• [Task brief] Check every line below for the word "SETTIMANALE" and show those that hold it.

• [Material provided]
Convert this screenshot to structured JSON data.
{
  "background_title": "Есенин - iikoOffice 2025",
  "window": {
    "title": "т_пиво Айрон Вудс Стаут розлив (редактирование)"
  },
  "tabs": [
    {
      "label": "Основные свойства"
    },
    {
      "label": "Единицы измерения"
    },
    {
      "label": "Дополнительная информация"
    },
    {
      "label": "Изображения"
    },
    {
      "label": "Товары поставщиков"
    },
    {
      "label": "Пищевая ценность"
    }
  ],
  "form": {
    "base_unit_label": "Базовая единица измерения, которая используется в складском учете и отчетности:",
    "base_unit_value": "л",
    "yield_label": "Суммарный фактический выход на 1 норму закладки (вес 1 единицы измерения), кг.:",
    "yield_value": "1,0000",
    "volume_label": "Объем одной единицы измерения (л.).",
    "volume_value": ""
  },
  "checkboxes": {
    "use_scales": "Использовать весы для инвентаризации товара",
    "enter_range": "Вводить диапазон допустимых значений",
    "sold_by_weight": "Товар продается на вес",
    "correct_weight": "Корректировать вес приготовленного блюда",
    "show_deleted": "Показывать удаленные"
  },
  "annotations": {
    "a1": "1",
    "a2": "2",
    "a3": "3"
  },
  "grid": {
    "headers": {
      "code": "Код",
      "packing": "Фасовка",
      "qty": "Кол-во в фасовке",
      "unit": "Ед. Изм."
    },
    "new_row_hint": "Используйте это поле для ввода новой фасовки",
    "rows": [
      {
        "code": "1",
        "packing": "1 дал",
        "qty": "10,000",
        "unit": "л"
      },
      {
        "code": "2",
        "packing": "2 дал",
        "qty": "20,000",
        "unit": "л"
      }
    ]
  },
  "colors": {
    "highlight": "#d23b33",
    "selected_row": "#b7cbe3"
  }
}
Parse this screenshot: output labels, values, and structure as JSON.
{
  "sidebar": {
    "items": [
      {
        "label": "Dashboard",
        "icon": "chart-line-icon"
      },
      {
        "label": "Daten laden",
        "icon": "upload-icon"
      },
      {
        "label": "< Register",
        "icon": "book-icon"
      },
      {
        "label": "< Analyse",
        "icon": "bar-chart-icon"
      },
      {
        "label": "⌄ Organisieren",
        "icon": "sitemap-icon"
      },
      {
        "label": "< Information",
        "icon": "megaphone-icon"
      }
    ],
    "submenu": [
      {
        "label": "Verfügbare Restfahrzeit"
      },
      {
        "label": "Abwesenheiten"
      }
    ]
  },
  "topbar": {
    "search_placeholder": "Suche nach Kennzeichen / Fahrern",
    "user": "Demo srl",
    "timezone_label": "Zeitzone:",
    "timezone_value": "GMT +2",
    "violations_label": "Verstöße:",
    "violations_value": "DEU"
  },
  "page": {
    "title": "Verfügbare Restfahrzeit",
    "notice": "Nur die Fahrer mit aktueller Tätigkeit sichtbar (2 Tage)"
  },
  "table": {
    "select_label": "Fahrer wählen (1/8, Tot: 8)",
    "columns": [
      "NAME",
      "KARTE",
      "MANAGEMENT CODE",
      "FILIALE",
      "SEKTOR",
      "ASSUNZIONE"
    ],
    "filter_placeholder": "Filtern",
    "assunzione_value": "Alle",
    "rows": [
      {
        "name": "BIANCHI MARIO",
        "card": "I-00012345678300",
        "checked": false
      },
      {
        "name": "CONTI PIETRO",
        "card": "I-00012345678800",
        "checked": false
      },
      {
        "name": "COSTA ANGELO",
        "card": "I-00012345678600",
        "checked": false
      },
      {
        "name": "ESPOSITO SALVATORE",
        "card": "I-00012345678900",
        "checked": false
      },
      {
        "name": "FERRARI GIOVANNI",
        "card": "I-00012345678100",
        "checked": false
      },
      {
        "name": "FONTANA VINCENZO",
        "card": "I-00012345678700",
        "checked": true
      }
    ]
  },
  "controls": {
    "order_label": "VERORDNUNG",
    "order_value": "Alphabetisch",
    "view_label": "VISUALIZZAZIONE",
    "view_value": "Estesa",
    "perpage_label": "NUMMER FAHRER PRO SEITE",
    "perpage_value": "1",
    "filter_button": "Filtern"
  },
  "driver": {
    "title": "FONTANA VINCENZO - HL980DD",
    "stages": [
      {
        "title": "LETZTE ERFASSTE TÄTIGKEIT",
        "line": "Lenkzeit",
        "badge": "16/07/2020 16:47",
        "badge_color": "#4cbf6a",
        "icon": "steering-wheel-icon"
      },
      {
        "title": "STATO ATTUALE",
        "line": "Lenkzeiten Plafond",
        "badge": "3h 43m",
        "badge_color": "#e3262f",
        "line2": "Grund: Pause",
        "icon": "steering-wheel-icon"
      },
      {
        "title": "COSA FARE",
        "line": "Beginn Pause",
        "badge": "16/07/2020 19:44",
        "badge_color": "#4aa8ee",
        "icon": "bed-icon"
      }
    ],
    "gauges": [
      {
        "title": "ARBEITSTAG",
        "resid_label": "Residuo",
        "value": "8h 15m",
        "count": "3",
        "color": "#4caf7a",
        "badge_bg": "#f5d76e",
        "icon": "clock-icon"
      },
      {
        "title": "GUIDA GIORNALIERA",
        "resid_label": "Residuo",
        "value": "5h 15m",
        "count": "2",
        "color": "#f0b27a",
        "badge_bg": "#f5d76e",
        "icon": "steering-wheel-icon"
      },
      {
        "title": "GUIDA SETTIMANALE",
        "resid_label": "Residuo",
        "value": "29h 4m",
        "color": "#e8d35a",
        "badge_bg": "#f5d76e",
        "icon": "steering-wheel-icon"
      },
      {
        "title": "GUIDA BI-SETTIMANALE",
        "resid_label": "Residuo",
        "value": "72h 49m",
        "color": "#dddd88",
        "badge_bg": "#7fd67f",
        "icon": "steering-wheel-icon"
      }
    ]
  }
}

• [Expected answer]
        "title": "GUIDA SETTIMANALE",
        "title": "GUIDA BI-SETTIMANALE",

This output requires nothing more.